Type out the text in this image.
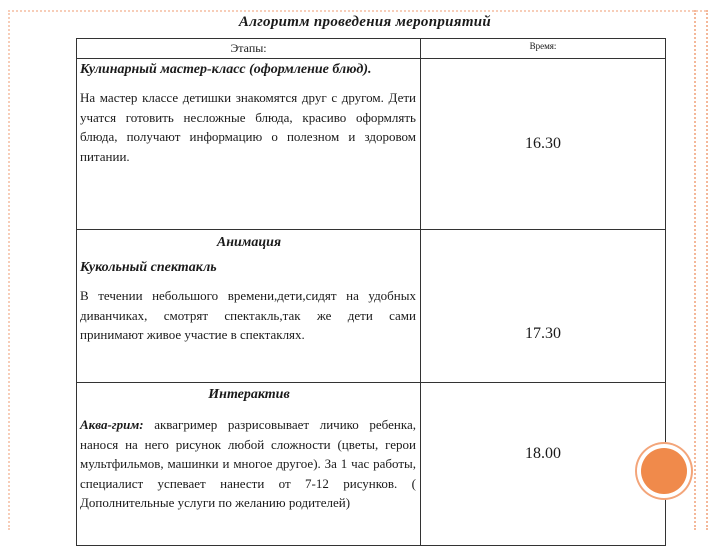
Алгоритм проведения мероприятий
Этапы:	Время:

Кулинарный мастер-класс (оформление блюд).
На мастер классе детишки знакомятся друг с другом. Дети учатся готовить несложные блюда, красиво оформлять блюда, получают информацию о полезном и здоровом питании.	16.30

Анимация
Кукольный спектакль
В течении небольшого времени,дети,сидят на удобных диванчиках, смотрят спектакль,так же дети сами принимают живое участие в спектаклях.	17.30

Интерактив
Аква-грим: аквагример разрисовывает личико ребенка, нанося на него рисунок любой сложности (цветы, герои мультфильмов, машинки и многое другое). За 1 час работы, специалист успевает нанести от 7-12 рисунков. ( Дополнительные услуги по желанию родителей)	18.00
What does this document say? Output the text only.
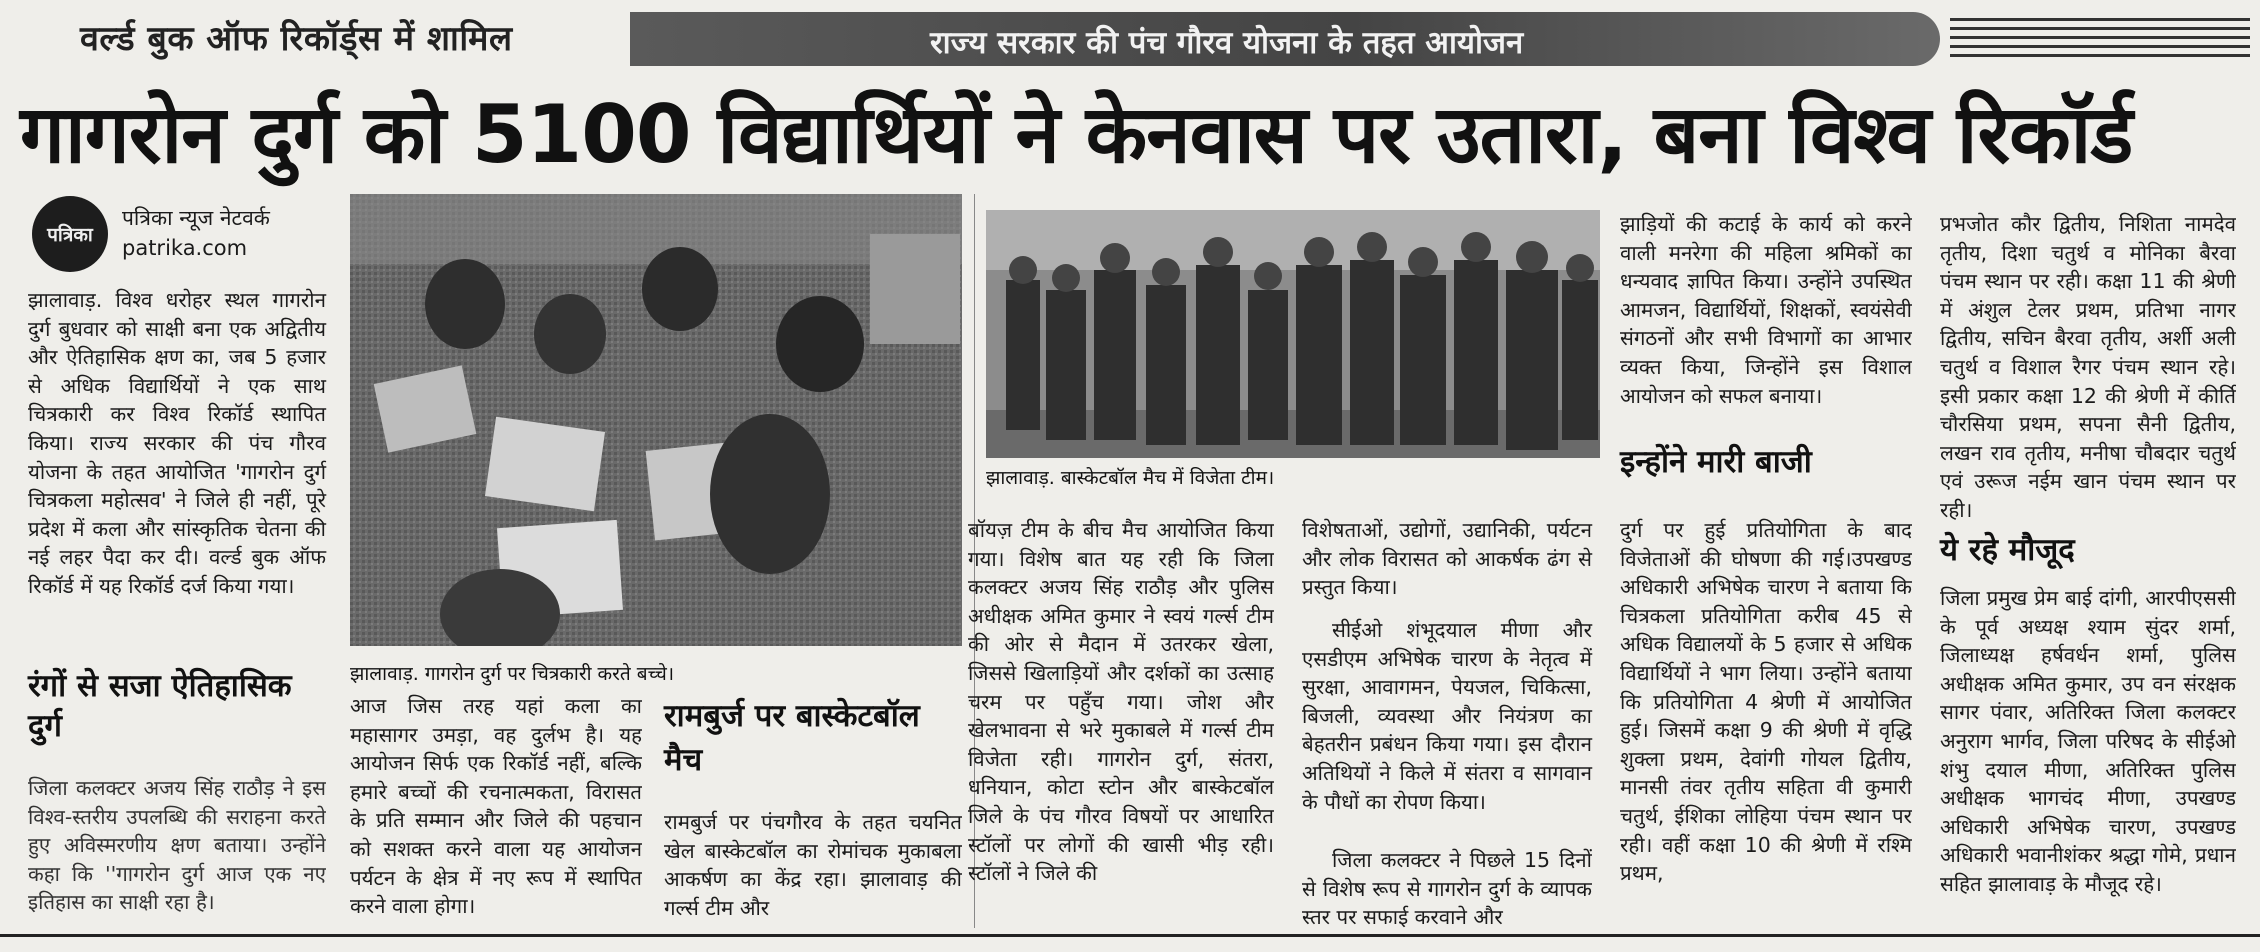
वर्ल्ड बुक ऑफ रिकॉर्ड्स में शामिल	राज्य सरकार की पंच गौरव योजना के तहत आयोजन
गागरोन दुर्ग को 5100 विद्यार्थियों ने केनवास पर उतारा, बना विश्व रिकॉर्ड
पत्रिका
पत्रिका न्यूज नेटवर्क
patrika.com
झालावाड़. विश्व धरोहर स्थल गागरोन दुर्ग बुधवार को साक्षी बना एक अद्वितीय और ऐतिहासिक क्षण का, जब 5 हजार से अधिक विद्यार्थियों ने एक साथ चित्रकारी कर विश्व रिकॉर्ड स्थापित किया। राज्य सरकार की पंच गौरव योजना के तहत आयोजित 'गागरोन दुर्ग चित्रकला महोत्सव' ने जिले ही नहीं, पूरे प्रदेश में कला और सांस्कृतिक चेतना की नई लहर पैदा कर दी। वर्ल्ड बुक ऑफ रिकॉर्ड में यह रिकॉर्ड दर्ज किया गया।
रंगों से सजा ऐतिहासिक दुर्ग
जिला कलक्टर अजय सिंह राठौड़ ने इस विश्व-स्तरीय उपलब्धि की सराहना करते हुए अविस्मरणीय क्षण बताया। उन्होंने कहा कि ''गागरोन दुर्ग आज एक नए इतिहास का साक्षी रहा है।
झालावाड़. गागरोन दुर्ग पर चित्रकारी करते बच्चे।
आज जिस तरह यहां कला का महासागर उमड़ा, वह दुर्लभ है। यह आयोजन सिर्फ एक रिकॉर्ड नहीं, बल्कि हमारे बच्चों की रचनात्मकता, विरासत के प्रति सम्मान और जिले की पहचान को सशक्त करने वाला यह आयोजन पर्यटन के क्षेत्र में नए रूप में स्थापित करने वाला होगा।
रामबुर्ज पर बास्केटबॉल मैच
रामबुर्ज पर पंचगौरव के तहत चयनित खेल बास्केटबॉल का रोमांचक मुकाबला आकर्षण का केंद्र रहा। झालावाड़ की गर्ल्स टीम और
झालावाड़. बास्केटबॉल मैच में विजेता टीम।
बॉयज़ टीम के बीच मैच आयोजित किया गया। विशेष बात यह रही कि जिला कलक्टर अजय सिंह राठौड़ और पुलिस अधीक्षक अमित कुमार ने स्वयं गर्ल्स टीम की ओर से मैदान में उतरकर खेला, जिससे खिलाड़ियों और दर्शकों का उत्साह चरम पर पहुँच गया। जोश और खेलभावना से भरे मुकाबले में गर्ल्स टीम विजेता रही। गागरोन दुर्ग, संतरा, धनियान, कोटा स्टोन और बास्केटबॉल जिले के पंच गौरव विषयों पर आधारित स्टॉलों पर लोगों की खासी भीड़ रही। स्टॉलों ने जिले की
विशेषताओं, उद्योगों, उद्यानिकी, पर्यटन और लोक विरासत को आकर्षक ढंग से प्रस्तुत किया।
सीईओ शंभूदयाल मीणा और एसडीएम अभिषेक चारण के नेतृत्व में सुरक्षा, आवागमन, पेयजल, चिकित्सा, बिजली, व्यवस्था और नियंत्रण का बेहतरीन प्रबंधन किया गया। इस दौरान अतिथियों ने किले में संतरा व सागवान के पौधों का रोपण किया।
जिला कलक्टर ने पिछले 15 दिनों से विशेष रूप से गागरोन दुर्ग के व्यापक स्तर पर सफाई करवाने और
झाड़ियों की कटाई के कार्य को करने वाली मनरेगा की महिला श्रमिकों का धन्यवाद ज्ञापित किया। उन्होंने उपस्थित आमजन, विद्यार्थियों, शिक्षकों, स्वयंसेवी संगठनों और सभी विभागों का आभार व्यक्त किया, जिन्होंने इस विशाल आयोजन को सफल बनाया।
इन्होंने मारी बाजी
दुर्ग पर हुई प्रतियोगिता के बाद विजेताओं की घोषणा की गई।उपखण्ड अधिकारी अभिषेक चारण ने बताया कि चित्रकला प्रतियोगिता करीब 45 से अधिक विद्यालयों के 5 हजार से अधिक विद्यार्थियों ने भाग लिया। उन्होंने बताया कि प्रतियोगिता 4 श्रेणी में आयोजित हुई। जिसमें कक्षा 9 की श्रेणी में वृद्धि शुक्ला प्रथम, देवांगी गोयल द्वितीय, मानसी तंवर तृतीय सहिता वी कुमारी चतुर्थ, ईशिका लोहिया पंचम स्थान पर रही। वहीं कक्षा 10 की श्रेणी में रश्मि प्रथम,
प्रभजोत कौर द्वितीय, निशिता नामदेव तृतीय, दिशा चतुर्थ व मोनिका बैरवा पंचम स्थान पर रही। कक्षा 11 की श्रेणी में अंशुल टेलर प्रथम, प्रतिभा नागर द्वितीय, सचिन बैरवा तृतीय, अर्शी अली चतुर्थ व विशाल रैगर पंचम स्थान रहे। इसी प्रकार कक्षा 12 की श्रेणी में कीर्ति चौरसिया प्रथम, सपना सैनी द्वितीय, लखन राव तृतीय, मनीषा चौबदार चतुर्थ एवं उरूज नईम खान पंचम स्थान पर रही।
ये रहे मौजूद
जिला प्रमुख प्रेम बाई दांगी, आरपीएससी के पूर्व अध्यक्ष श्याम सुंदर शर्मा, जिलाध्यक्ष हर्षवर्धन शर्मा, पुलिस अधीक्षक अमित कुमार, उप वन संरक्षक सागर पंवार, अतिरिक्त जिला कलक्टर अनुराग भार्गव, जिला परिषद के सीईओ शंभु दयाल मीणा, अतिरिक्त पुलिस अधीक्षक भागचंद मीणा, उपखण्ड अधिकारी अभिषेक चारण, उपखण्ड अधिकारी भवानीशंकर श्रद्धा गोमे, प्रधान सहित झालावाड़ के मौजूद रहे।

--

## Goal
Quote every record above exactly, leaving out the pictures.

## The result
Type out the text in this image.
Алгоритм проведения мероприятий
Этапы:	Время:

Кулинарный мастер-класс (оформление блюд).
На мастер классе детишки знакомятся друг с другом. Дети учатся готовить несложные блюда, красиво оформлять блюда, получают информацию о полезном и здоровом питании.	16.30

Анимация
Кукольный спектакль
В течении небольшого времени,дети,сидят на удобных диванчиках, смотрят спектакль,так же дети сами принимают живое участие в спектаклях.	17.30

Интерактив
Аква-грим: аквагример разрисовывает личико ребенка, нанося на него рисунок любой сложности (цветы, герои мультфильмов, машинки и многое другое). За 1 час работы, специалист успевает нанести от 7-12 рисунков. ( Дополнительные услуги по желанию родителей)	18.00
What does this document say? Output the text only.
वर्ल्ड बुक ऑफ रिकॉर्ड्स में शामिल	राज्य सरकार की पंच गौरव योजना के तहत आयोजन
गागरोन दुर्ग को 5100 विद्यार्थियों ने केनवास पर उतारा, बना विश्व रिकॉर्ड
पत्रिका
पत्रिका न्यूज नेटवर्क
patrika.com
झालावाड़. विश्व धरोहर स्थल गागरोन दुर्ग बुधवार को साक्षी बना एक अद्वितीय और ऐतिहासिक क्षण का, जब 5 हजार से अधिक विद्यार्थियों ने एक साथ चित्रकारी कर विश्व रिकॉर्ड स्थापित किया। राज्य सरकार की पंच गौरव योजना के तहत आयोजित 'गागरोन दुर्ग चित्रकला महोत्सव' ने जिले ही नहीं, पूरे प्रदेश में कला और सांस्कृतिक चेतना की नई लहर पैदा कर दी। वर्ल्ड बुक ऑफ रिकॉर्ड में यह रिकॉर्ड दर्ज किया गया।
रंगों से सजा ऐतिहासिक दुर्ग
जिला कलक्टर अजय सिंह राठौड़ ने इस विश्व-स्तरीय उपलब्धि की सराहना करते हुए अविस्मरणीय क्षण बताया। उन्होंने कहा कि ''गागरोन दुर्ग आज एक नए इतिहास का साक्षी रहा है।
झालावाड़. गागरोन दुर्ग पर चित्रकारी करते बच्चे।
आज जिस तरह यहां कला का महासागर उमड़ा, वह दुर्लभ है। यह आयोजन सिर्फ एक रिकॉर्ड नहीं, बल्कि हमारे बच्चों की रचनात्मकता, विरासत के प्रति सम्मान और जिले की पहचान को सशक्त करने वाला यह आयोजन पर्यटन के क्षेत्र में नए रूप में स्थापित करने वाला होगा।
रामबुर्ज पर बास्केटबॉल मैच
रामबुर्ज पर पंचगौरव के तहत चयनित खेल बास्केटबॉल का रोमांचक मुकाबला आकर्षण का केंद्र रहा। झालावाड़ की गर्ल्स टीम और
झालावाड़. बास्केटबॉल मैच में विजेता टीम।
बॉयज़ टीम के बीच मैच आयोजित किया गया। विशेष बात यह रही कि जिला कलक्टर अजय सिंह राठौड़ और पुलिस अधीक्षक अमित कुमार ने स्वयं गर्ल्स टीम की ओर से मैदान में उतरकर खेला, जिससे खिलाड़ियों और दर्शकों का उत्साह चरम पर पहुँच गया। जोश और खेलभावना से भरे मुकाबले में गर्ल्स टीम विजेता रही। गागरोन दुर्ग, संतरा, धनियान, कोटा स्टोन और बास्केटबॉल जिले के पंच गौरव विषयों पर आधारित स्टॉलों पर लोगों की खासी भीड़ रही। स्टॉलों ने जिले की
विशेषताओं, उद्योगों, उद्यानिकी, पर्यटन और लोक विरासत को आकर्षक ढंग से प्रस्तुत किया।
सीईओ शंभूदयाल मीणा और एसडीएम अभिषेक चारण के नेतृत्व में सुरक्षा, आवागमन, पेयजल, चिकित्सा, बिजली, व्यवस्था और नियंत्रण का बेहतरीन प्रबंधन किया गया। इस दौरान अतिथियों ने किले में संतरा व सागवान के पौधों का रोपण किया।
जिला कलक्टर ने पिछले 15 दिनों से विशेष रूप से गागरोन दुर्ग के व्यापक स्तर पर सफाई करवाने और
झाड़ियों की कटाई के कार्य को करने वाली मनरेगा की महिला श्रमिकों का धन्यवाद ज्ञापित किया। उन्होंने उपस्थित आमजन, विद्यार्थियों, शिक्षकों, स्वयंसेवी संगठनों और सभी विभागों का आभार व्यक्त किया, जिन्होंने इस विशाल आयोजन को सफल बनाया।
इन्होंने मारी बाजी
दुर्ग पर हुई प्रतियोगिता के बाद विजेताओं की घोषणा की गई।उपखण्ड अधिकारी अभिषेक चारण ने बताया कि चित्रकला प्रतियोगिता करीब 45 से अधिक विद्यालयों के 5 हजार से अधिक विद्यार्थियों ने भाग लिया। उन्होंने बताया कि प्रतियोगिता 4 श्रेणी में आयोजित हुई। जिसमें कक्षा 9 की श्रेणी में वृद्धि शुक्ला प्रथम, देवांगी गोयल द्वितीय, मानसी तंवर तृतीय सहिता वी कुमारी चतुर्थ, ईशिका लोहिया पंचम स्थान पर रही। वहीं कक्षा 10 की श्रेणी में रश्मि प्रथम,
प्रभजोत कौर द्वितीय, निशिता नामदेव तृतीय, दिशा चतुर्थ व मोनिका बैरवा पंचम स्थान पर रही। कक्षा 11 की श्रेणी में अंशुल टेलर प्रथम, प्रतिभा नागर द्वितीय, सचिन बैरवा तृतीय, अर्शी अली चतुर्थ व विशाल रैगर पंचम स्थान रहे। इसी प्रकार कक्षा 12 की श्रेणी में कीर्ति चौरसिया प्रथम, सपना सैनी द्वितीय, लखन राव तृतीय, मनीषा चौबदार चतुर्थ एवं उरूज नईम खान पंचम स्थान पर रही।
ये रहे मौजूद
जिला प्रमुख प्रेम बाई दांगी, आरपीएससी के पूर्व अध्यक्ष श्याम सुंदर शर्मा, जिलाध्यक्ष हर्षवर्धन शर्मा, पुलिस अधीक्षक अमित कुमार, उप वन संरक्षक सागर पंवार, अतिरिक्त जिला कलक्टर अनुराग भार्गव, जिला परिषद के सीईओ शंभु दयाल मीणा, अतिरिक्त पुलिस अधीक्षक भागचंद मीणा, उपखण्ड अधिकारी अभिषेक चारण, उपखण्ड अधिकारी भवानीशंकर श्रद्धा गोमे, प्रधान सहित झालावाड़ के मौजूद रहे।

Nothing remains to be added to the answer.